**What is expected:** Lift out each line of the data that holds "found".

[Stored data]
________________________

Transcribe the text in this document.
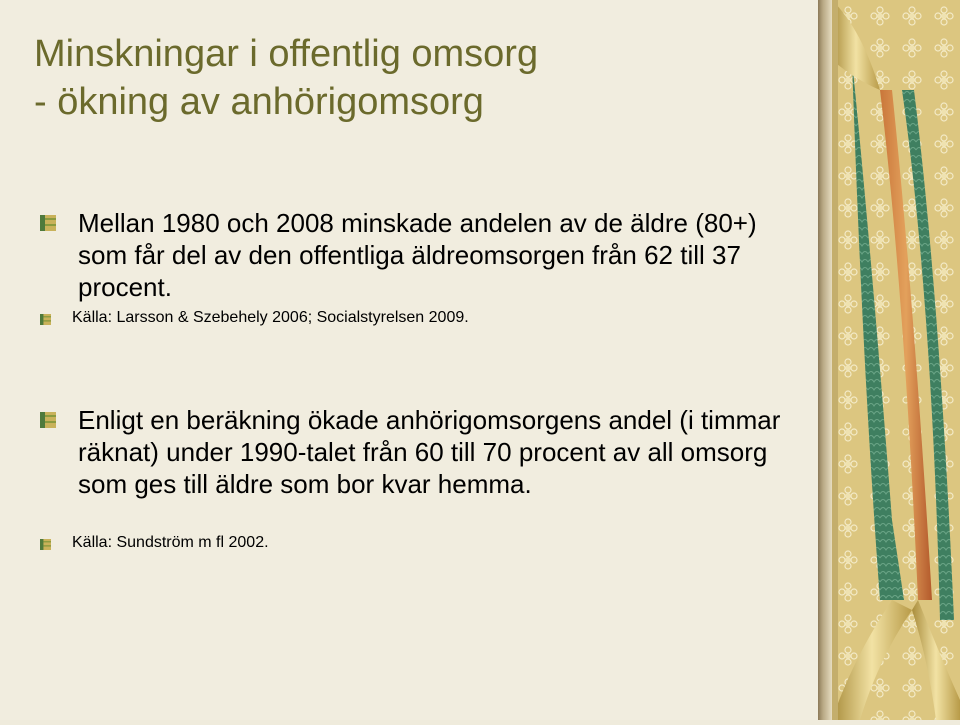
Minskningar i offentlig omsorg
- ökning av anhörigomsorg
Mellan 1980 och 2008 minskade andelen av de äldre (80+) som får del av den offentliga äldreomsorgen från 62 till 37 procent.
Källa: Larsson & Szebehely 2006; Socialstyrelsen 2009.
Enligt en beräkning ökade anhörigomsorgens andel (i timmar räknat) under 1990-talet från 60 till 70 procent av all omsorg som ges till äldre som bor kvar hemma.
Källa: Sundström m fl 2002.
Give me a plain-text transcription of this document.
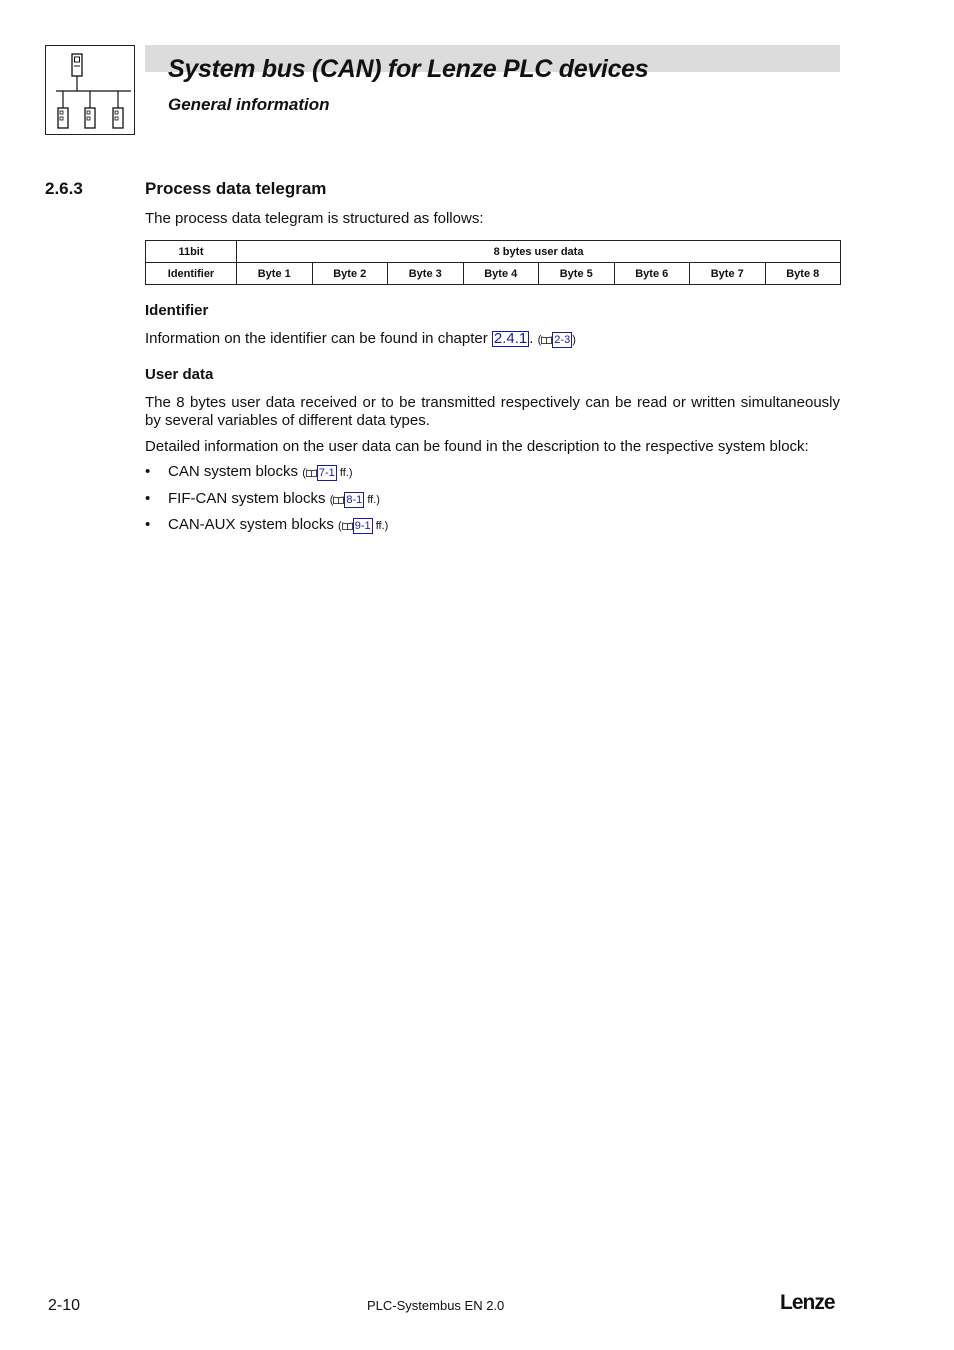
System bus (CAN) for Lenze PLC devices
General information
2.6.3	Process data telegram

The process data telegram is structured as follows:

11bit	8 bytes user data							
Identifier	Byte 1	Byte 2	Byte 3	Byte 4	Byte 5	Byte 6	Byte 7	Byte 8
Identifier

Information on the identifier can be found in chapter 2.4.1 . ( 2-3 )

User data

The 8 bytes user data received or to be transmitted respectively can be read or written simultaneously by several variables of different data types.

Detailed information on the user data can be found in the description to the respective system block:

• CAN system blocks ( 7-1 ff.)
• FIF-CAN system blocks ( 8-1 ff.)
• CAN-AUX system blocks ( 9-1 ff.)

2-10	PLC-Systembus EN 2.0	Lenze
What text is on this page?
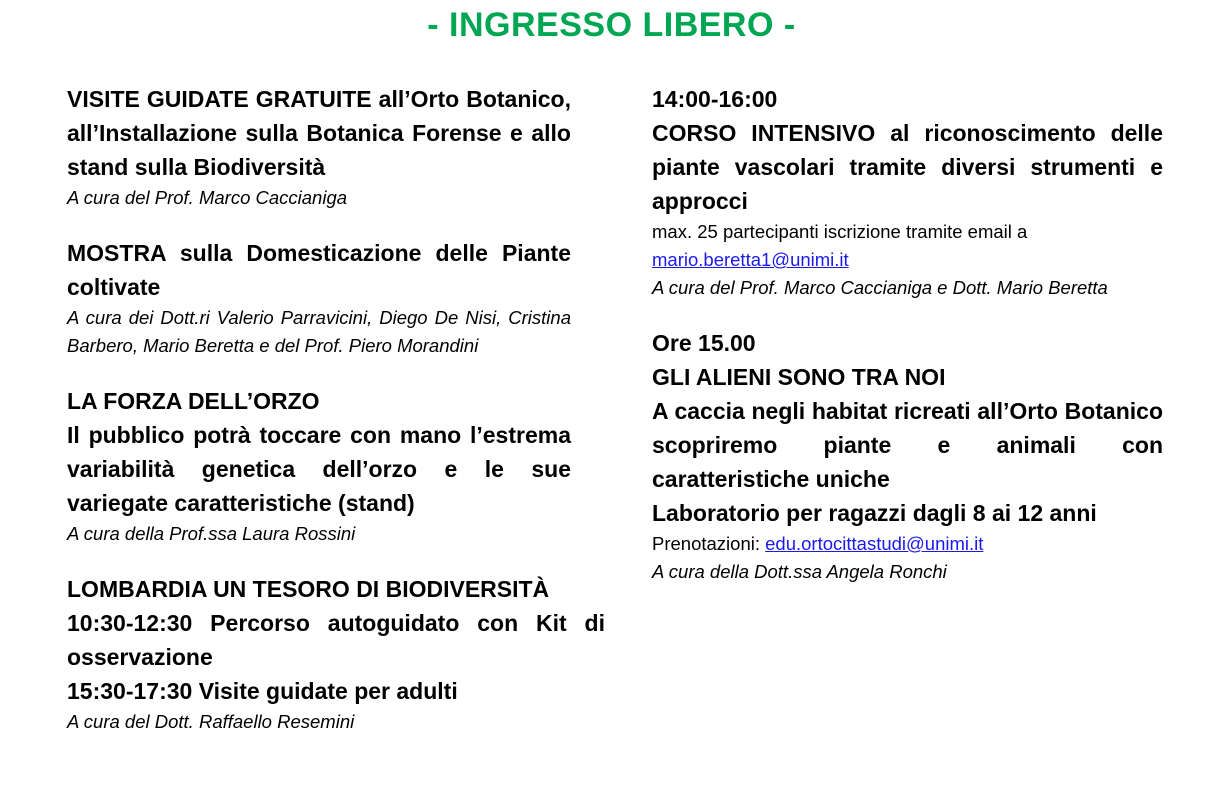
- INGRESSO LIBERO -
VISITE GUIDATE GRATUITE all’Orto Botanico, all’Installazione sulla Botanica Forense e allo stand sulla Biodiversità
A cura del Prof. Marco Caccianiga
MOSTRA sulla Domesticazione delle Piante coltivate
A cura dei Dott.ri Valerio Parravicini, Diego De Nisi, Cristina Barbero, Mario Beretta e del Prof. Piero Morandini
LA FORZA DELL’ORZO
Il pubblico potrà toccare con mano l’estrema variabilità genetica dell’orzo e le sue variegate caratteristiche (stand)
A cura della Prof.ssa Laura Rossini
LOMBARDIA UN TESORO DI BIODIVERSITÀ
10:30-12:30 Percorso autoguidato con Kit di osservazione
15:30-17:30 Visite guidate per adulti
A cura del Dott. Raffaello Resemini
14:00-16:00
CORSO INTENSIVO al riconoscimento delle piante vascolari tramite diversi strumenti e approcci
max. 25 partecipanti iscrizione tramite email a
mario.beretta1@unimi.it
A cura del Prof. Marco Caccianiga e Dott. Mario Beretta
Ore 15.00
GLI ALIENI SONO TRA NOI
A caccia negli habitat ricreati all’Orto Botanico scopriremo piante e animali con caratteristiche uniche
Laboratorio per ragazzi dagli 8 ai 12 anni
Prenotazioni: edu.ortocittastudi@unimi.it
A cura della Dott.ssa Angela Ronchi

________________________

**Solution to this exercise:**
Information on the identifier can be found in chapter 2.4.1 . ( 2-3 )
Detailed information on the user data can be found in the description to the respective system block:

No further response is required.